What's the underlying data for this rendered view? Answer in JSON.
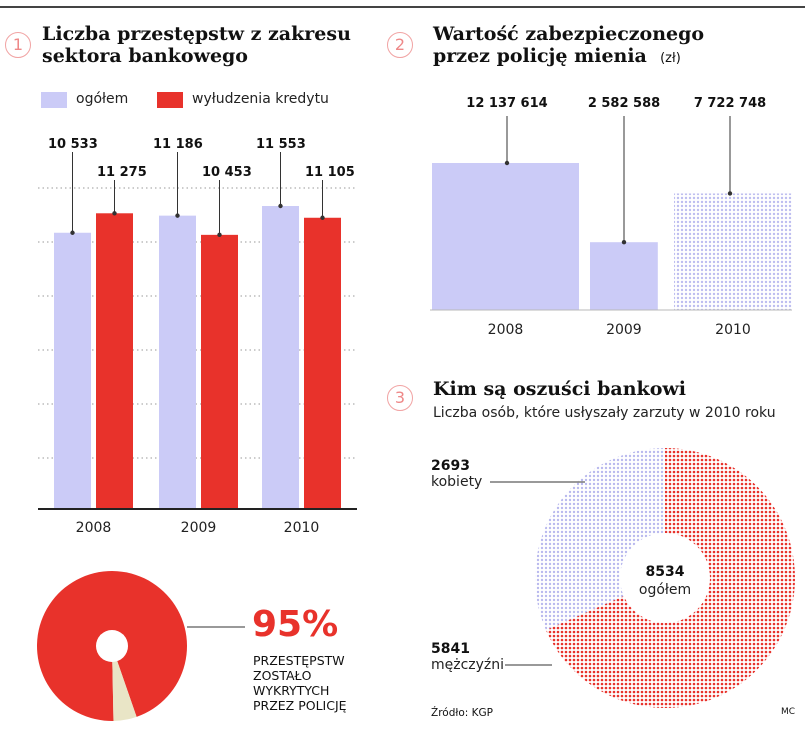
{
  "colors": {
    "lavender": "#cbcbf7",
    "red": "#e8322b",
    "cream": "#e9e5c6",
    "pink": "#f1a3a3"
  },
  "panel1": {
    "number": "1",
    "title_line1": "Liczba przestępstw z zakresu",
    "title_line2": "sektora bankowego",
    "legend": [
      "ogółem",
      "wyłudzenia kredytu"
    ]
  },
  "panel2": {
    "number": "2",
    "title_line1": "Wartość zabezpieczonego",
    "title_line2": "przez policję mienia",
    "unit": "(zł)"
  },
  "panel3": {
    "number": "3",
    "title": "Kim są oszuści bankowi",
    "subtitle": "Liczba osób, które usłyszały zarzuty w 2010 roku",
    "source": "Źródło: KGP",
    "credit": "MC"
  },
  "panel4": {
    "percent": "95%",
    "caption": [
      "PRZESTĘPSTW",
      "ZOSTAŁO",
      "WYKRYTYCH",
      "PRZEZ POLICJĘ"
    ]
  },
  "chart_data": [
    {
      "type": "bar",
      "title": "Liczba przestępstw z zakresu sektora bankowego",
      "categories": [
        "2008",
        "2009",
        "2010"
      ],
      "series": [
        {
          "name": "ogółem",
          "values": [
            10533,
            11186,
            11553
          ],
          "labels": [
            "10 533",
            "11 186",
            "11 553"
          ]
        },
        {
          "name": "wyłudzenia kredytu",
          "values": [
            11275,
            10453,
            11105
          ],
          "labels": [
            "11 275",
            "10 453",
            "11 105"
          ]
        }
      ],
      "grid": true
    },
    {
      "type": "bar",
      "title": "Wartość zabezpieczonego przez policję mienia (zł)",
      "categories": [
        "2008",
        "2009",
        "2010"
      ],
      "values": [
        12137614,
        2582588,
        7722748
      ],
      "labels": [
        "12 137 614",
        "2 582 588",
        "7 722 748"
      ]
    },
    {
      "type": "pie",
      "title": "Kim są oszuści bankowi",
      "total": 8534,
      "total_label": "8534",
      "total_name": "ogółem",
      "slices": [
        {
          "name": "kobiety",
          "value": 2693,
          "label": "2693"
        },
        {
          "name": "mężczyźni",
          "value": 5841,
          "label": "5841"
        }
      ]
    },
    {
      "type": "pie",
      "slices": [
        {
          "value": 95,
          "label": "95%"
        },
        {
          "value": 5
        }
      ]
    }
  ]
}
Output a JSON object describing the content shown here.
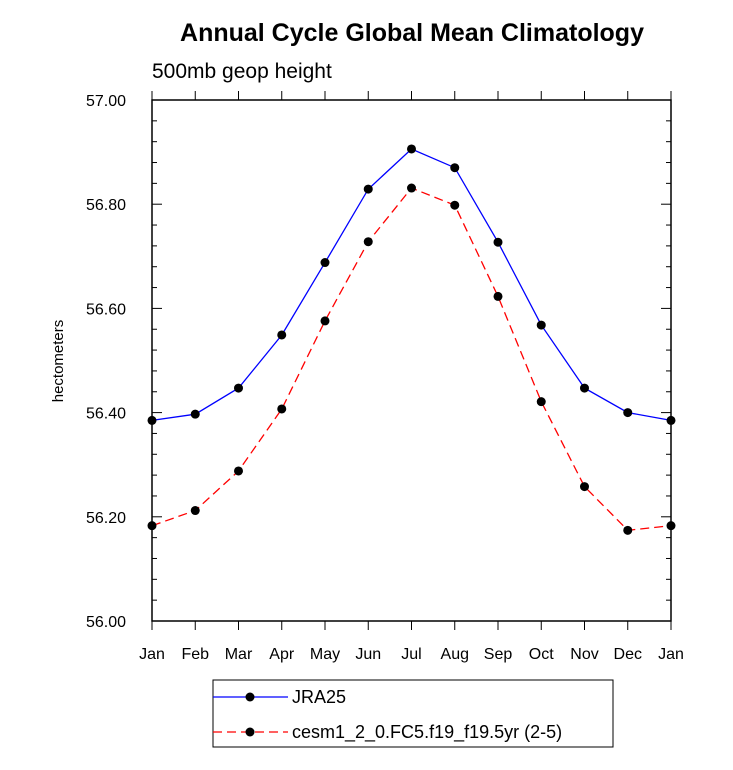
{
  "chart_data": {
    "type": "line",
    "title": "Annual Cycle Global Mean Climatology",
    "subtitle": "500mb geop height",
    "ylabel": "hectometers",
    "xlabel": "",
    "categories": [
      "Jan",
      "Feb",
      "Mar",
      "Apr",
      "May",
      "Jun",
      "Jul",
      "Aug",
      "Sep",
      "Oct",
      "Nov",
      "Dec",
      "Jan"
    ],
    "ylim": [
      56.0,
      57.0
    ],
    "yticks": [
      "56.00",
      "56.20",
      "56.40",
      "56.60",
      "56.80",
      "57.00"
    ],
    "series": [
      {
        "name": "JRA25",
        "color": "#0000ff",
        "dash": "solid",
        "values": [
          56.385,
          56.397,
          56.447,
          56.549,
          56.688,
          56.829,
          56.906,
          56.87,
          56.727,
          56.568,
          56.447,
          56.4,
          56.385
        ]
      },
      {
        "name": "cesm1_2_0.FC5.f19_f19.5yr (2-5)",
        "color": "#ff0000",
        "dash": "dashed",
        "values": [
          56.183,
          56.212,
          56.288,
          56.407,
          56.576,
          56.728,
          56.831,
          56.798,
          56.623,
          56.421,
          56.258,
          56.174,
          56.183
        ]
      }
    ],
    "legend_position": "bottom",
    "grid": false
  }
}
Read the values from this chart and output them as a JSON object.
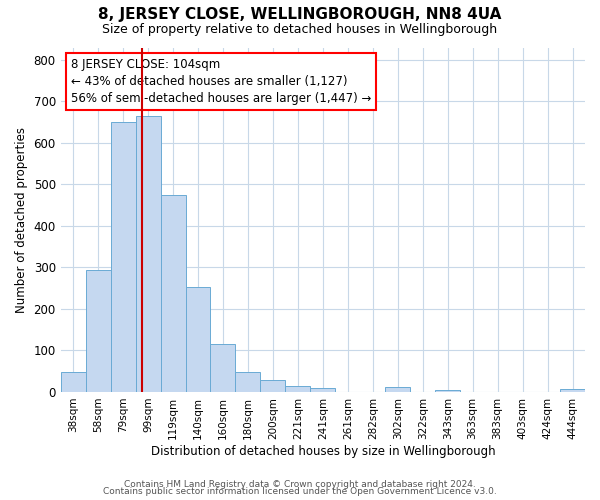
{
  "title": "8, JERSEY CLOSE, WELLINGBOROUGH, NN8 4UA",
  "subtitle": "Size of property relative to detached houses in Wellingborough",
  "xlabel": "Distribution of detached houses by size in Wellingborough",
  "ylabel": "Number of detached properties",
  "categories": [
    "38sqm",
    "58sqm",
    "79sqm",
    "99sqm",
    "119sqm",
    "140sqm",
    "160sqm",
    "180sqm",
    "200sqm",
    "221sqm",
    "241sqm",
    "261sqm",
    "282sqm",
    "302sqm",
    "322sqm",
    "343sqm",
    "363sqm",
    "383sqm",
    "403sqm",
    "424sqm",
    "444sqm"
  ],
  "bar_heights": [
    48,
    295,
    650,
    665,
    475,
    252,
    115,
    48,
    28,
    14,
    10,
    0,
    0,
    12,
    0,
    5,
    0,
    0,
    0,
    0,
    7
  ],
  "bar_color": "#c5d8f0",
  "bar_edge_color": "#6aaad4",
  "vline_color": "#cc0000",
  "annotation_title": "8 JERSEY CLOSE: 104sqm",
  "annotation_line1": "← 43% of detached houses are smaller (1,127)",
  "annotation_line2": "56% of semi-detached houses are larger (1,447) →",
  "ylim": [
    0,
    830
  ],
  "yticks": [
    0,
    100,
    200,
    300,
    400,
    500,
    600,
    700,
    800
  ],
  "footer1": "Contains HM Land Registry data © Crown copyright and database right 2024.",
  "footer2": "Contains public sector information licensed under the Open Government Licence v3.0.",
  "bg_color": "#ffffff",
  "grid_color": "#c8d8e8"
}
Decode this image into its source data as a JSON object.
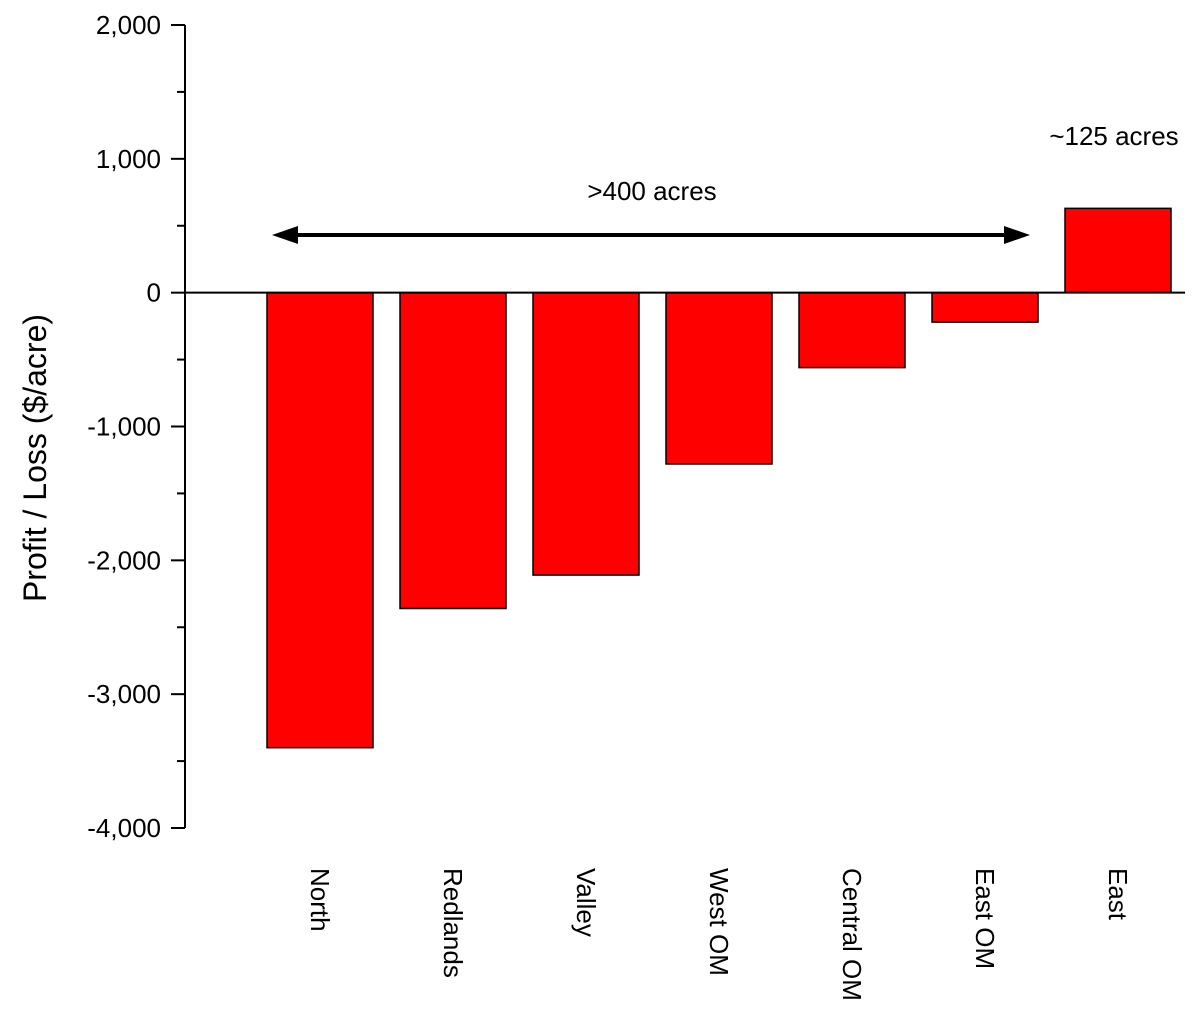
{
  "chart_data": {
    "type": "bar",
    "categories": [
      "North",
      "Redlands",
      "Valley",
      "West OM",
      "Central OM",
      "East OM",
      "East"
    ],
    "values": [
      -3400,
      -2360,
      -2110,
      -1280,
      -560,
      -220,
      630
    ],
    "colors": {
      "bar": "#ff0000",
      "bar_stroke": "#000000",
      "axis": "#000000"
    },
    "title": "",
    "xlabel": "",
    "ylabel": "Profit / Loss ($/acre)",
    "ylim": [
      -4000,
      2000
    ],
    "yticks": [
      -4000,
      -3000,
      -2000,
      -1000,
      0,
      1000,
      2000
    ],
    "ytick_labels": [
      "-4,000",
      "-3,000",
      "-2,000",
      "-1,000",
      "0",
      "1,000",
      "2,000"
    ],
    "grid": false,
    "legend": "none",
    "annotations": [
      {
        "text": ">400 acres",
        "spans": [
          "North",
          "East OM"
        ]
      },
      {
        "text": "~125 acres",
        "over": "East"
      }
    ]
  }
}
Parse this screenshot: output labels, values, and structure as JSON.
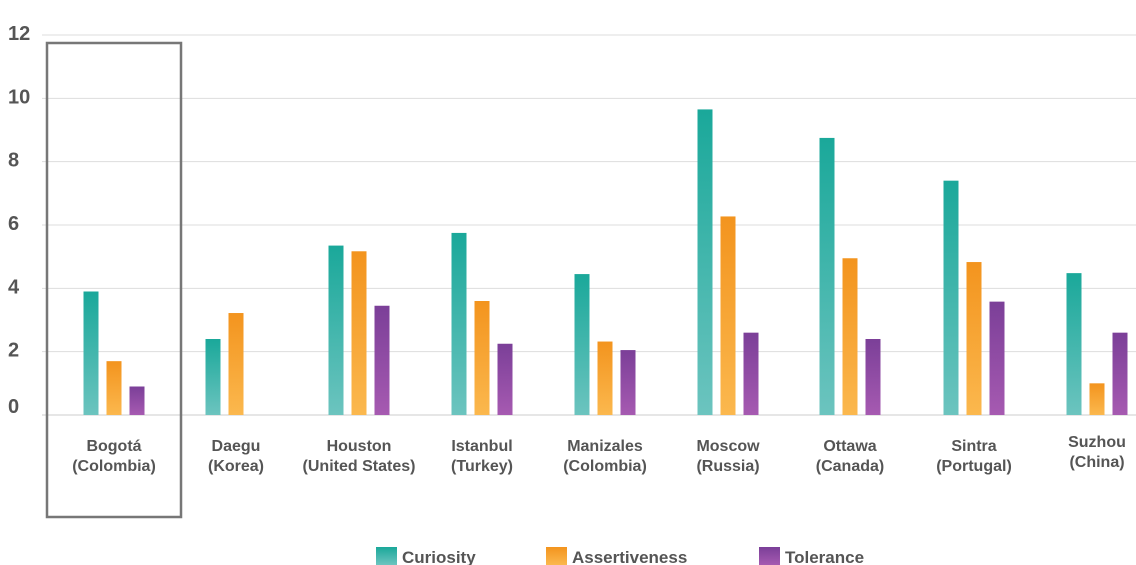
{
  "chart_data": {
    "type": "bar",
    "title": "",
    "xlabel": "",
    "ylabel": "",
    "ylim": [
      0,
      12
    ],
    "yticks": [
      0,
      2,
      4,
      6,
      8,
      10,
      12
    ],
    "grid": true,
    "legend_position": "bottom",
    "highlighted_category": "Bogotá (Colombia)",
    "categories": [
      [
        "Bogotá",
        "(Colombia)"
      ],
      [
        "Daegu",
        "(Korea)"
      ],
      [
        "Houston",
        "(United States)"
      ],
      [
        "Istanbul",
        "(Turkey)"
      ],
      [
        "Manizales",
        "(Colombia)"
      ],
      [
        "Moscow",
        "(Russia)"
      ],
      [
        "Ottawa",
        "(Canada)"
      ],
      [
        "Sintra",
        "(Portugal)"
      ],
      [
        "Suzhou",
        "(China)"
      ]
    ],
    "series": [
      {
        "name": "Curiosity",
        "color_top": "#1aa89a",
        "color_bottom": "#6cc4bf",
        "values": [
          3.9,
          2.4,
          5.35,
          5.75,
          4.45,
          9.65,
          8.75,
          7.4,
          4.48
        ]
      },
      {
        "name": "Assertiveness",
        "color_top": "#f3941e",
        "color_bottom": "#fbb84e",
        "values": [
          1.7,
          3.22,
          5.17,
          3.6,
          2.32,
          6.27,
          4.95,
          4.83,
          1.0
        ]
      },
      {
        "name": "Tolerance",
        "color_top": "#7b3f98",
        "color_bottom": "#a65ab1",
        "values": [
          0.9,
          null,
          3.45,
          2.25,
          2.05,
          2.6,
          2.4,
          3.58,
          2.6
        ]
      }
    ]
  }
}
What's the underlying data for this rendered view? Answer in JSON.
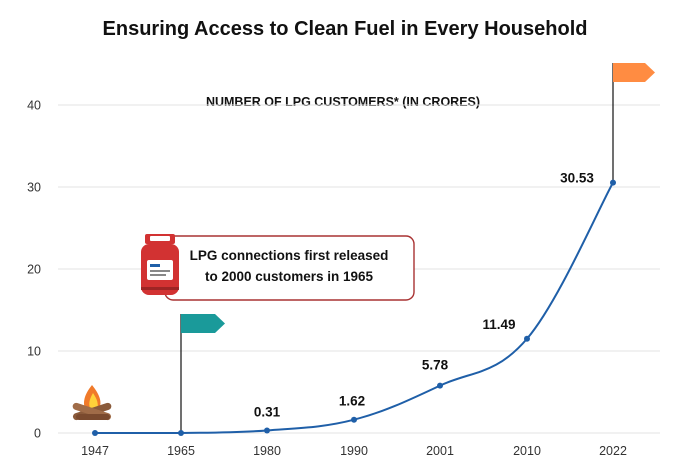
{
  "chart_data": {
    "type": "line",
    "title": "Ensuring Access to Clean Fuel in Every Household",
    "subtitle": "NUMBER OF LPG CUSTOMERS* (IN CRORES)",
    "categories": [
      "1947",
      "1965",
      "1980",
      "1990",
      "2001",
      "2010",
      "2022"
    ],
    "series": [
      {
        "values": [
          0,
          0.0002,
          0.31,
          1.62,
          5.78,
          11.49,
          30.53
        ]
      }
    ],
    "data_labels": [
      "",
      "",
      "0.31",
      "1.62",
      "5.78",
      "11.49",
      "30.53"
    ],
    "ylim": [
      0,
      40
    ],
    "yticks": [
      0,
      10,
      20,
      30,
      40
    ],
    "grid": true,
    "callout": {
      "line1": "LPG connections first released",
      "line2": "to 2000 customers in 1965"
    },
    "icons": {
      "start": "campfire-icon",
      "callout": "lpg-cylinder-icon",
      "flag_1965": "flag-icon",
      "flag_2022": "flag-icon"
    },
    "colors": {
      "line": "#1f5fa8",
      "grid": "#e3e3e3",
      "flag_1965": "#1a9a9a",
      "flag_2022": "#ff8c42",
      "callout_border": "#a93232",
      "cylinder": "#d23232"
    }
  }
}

▬▬▬

Check each line of the listing above for the string "houses", then report only how many lines have it.

4